Goal of the exercise
Restate each of the lines given below, word for word.

[Data records]
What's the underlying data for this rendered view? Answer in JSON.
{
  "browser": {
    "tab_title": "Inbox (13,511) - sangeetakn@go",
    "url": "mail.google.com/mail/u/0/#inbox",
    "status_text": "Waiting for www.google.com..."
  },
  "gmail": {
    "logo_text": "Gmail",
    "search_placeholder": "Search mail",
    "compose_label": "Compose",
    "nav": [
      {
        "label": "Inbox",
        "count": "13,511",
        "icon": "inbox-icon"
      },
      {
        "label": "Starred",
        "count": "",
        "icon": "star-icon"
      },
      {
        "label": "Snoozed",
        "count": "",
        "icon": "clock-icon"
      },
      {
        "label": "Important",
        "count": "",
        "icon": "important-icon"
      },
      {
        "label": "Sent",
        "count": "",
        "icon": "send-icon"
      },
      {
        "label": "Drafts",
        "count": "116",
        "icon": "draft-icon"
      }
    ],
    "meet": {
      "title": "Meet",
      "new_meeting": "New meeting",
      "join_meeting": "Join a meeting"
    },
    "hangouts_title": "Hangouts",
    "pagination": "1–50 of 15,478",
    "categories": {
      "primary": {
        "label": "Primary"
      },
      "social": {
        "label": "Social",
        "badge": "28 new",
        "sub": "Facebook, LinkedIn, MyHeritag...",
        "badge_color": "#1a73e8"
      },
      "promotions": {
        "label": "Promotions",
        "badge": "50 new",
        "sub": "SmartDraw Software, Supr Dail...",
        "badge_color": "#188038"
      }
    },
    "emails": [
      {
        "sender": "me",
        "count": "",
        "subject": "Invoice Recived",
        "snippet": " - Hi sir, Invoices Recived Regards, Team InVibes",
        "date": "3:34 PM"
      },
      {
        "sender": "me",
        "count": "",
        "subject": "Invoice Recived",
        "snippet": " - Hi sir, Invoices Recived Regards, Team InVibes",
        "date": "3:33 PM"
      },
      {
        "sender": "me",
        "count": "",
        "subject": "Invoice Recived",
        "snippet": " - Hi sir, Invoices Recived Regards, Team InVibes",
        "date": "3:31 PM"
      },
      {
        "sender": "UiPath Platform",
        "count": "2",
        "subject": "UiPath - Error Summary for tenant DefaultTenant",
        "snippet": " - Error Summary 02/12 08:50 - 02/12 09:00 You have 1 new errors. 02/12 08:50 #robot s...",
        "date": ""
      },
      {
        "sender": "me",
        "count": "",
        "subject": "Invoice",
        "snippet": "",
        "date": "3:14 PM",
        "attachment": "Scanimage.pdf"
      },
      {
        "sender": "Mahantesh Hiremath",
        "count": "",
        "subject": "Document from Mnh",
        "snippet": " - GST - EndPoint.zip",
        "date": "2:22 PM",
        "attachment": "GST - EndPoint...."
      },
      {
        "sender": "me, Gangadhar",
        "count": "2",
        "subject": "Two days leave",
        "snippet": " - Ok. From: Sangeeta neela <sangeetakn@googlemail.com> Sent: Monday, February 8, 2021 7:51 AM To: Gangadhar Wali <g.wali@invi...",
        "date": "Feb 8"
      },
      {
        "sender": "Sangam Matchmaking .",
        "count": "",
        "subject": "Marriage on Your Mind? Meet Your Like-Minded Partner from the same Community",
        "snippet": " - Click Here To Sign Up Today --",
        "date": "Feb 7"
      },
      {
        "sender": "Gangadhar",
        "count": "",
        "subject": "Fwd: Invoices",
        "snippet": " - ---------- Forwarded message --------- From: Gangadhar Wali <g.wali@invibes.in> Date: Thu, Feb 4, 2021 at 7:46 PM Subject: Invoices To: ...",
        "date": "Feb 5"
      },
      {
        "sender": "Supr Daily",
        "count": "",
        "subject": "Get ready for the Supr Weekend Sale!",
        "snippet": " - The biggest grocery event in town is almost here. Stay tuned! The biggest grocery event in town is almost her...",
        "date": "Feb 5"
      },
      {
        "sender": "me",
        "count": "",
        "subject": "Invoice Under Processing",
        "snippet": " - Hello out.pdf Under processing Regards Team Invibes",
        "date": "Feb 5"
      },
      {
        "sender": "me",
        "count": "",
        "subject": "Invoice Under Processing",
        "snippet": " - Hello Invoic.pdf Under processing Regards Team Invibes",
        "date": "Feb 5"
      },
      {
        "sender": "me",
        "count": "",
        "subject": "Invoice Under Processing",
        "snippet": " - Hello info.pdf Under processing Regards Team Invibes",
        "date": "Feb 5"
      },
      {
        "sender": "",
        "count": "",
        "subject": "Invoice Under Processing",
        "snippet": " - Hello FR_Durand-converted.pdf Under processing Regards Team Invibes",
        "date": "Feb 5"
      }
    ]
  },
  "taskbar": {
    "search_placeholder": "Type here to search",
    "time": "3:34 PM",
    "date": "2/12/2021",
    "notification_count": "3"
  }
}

The result
What's the underlying data for this rendered view? Answer in JSON.
{
  "browser": {
    "tab_title": "Inbox (13,511) - sangeetakn@go",
    "url": "mail.google.com/mail/u/0/#inbox",
    "status_text": "Waiting for www.google.com..."
  },
  "gmail": {
    "logo_text": "Gmail",
    "search_placeholder": "Search mail",
    "compose_label": "Compose",
    "nav": [
      {
        "label": "Inbox",
        "count": "13,511",
        "icon": "inbox-icon"
      },
      {
        "label": "Starred",
        "count": "",
        "icon": "star-icon"
      },
      {
        "label": "Snoozed",
        "count": "",
        "icon": "clock-icon"
      },
      {
        "label": "Important",
        "count": "",
        "icon": "important-icon"
      },
      {
        "label": "Sent",
        "count": "",
        "icon": "send-icon"
      },
      {
        "label": "Drafts",
        "count": "116",
        "icon": "draft-icon"
      }
    ],
    "meet": {
      "title": "Meet",
      "new_meeting": "New meeting",
      "join_meeting": "Join a meeting"
    },
    "hangouts_title": "Hangouts",
    "pagination": "1–50 of 15,478",
    "categories": {
      "primary": {
        "label": "Primary"
      },
      "social": {
        "label": "Social",
        "badge": "28 new",
        "sub": "Facebook, LinkedIn, MyHeritag...",
        "badge_color": "#1a73e8"
      },
      "promotions": {
        "label": "Promotions",
        "badge": "50 new",
        "sub": "SmartDraw Software, Supr Dail...",
        "badge_color": "#188038"
      }
    },
    "emails": [
      {
        "sender": "me",
        "count": "",
        "subject": "Invoice Recived",
        "snippet": " - Hi sir, Invoices Recived Regards, Team InVibes",
        "date": "3:34 PM"
      },
      {
        "sender": "me",
        "count": "",
        "subject": "Invoice Recived",
        "snippet": " - Hi sir, Invoices Recived Regards, Team InVibes",
        "date": "3:33 PM"
      },
      {
        "sender": "me",
        "count": "",
        "subject": "Invoice Recived",
        "snippet": " - Hi sir, Invoices Recived Regards, Team InVibes",
        "date": "3:31 PM"
      },
      {
        "sender": "UiPath Platform",
        "count": "2",
        "subject": "UiPath - Error Summary for tenant DefaultTenant",
        "snippet": " - Error Summary 02/12 08:50 - 02/12 09:00 You have 1 new errors. 02/12 08:50 #robot s...",
        "date": ""
      },
      {
        "sender": "me",
        "count": "",
        "subject": "Invoice",
        "snippet": "",
        "date": "3:14 PM",
        "attachment": "Scanimage.pdf"
      },
      {
        "sender": "Mahantesh Hiremath",
        "count": "",
        "subject": "Document from Mnh",
        "snippet": " - GST - EndPoint.zip",
        "date": "2:22 PM",
        "attachment": "GST - EndPoint...."
      },
      {
        "sender": "me, Gangadhar",
        "count": "2",
        "subject": "Two days leave",
        "snippet": " - Ok. From: Sangeeta neela <sangeetakn@googlemail.com> Sent: Monday, February 8, 2021 7:51 AM To: Gangadhar Wali <g.wali@invi...",
        "date": "Feb 8"
      },
      {
        "sender": "Sangam Matchmaking .",
        "count": "",
        "subject": "Marriage on Your Mind? Meet Your Like-Minded Partner from the same Community",
        "snippet": " - Click Here To Sign Up Today --",
        "date": "Feb 7"
      },
      {
        "sender": "Gangadhar",
        "count": "",
        "subject": "Fwd: Invoices",
        "snippet": " - ---------- Forwarded message --------- From: Gangadhar Wali <g.wali@invibes.in> Date: Thu, Feb 4, 2021 at 7:46 PM Subject: Invoices To: ...",
        "date": "Feb 5"
      },
      {
        "sender": "Supr Daily",
        "count": "",
        "subject": "Get ready for the Supr Weekend Sale!",
        "snippet": " - The biggest grocery event in town is almost here. Stay tuned! The biggest grocery event in town is almost her...",
        "date": "Feb 5"
      },
      {
        "sender": "me",
        "count": "",
        "subject": "Invoice Under Processing",
        "snippet": " - Hello out.pdf Under processing Regards Team Invibes",
        "date": "Feb 5"
      },
      {
        "sender": "me",
        "count": "",
        "subject": "Invoice Under Processing",
        "snippet": " - Hello Invoic.pdf Under processing Regards Team Invibes",
        "date": "Feb 5"
      },
      {
        "sender": "me",
        "count": "",
        "subject": "Invoice Under Processing",
        "snippet": " - Hello info.pdf Under processing Regards Team Invibes",
        "date": "Feb 5"
      },
      {
        "sender": "",
        "count": "",
        "subject": "Invoice Under Processing",
        "snippet": " - Hello FR_Durand-converted.pdf Under processing Regards Team Invibes",
        "date": "Feb 5"
      }
    ]
  },
  "taskbar": {
    "search_placeholder": "Type here to search",
    "time": "3:34 PM",
    "date": "2/12/2021",
    "notification_count": "3"
  }
}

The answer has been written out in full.